■ Aim: Please copy exactly the lines that begin with the one containing "Extract all readable text from this page." and end with the last line of the entries.

■ Given information:

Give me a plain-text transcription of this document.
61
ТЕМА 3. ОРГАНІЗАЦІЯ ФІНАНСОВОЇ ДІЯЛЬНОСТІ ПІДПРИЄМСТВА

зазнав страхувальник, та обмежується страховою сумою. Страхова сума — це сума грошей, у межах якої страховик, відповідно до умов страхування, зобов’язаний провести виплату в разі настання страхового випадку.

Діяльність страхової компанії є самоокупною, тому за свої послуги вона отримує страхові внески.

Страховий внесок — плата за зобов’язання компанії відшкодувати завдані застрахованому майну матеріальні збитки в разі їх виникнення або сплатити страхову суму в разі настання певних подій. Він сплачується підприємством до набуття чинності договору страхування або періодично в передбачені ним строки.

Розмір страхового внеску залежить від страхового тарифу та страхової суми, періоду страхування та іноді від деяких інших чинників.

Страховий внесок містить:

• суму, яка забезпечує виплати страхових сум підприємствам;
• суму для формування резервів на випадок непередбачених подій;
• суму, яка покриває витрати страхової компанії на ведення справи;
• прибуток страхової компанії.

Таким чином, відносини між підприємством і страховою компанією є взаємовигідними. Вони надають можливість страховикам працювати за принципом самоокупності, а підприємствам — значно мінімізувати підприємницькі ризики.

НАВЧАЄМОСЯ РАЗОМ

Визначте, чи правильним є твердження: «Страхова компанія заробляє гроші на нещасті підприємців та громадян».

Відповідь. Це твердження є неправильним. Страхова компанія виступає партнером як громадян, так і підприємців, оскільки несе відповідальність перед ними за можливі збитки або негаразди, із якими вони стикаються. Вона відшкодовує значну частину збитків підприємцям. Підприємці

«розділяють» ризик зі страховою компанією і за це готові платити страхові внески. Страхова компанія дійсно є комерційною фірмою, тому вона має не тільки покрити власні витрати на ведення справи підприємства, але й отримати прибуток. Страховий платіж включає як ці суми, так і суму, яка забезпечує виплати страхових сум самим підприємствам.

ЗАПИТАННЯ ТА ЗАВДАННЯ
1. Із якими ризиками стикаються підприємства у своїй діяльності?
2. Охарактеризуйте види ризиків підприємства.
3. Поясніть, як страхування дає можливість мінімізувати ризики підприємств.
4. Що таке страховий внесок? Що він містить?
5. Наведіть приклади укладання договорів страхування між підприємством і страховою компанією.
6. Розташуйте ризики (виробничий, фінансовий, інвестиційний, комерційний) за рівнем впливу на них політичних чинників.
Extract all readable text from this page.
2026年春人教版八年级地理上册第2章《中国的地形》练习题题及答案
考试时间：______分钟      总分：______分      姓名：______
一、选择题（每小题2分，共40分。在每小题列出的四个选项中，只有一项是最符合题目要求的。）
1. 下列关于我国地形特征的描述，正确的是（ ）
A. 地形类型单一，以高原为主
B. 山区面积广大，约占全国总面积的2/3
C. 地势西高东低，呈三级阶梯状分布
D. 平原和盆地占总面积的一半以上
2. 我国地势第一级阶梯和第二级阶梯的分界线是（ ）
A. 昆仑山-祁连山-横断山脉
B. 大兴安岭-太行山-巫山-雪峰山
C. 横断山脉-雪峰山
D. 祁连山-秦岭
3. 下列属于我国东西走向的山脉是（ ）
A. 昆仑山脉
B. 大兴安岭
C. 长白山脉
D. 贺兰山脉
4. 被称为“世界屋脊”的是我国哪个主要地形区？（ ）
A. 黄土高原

■ Expected output:
Extract all readable text from this page.
2026年春人教版八年级地理上册第2章《中国的地形》练习题题及答案
考试时间：______分钟      总分：______分      姓名：______
一、选择题（每小题2分，共40分。在每小题列出的四个选项中，只有一项是最符合题目要求的。）
1. 下列关于我国地形特征的描述，正确的是（ ）
A. 地形类型单一，以高原为主
B. 山区面积广大，约占全国总面积的2/3
C. 地势西高东低，呈三级阶梯状分布
D. 平原和盆地占总面积的一半以上
2. 我国地势第一级阶梯和第二级阶梯的分界线是（ ）
A. 昆仑山-祁连山-横断山脉
B. 大兴安岭-太行山-巫山-雪峰山
C. 横断山脉-雪峰山
D. 祁连山-秦岭
3. 下列属于我国东西走向的山脉是（ ）
A. 昆仑山脉
B. 大兴安岭
C. 长白山脉
D. 贺兰山脉
4. 被称为“世界屋脊”的是我国哪个主要地形区？（ ）
A. 黄土高原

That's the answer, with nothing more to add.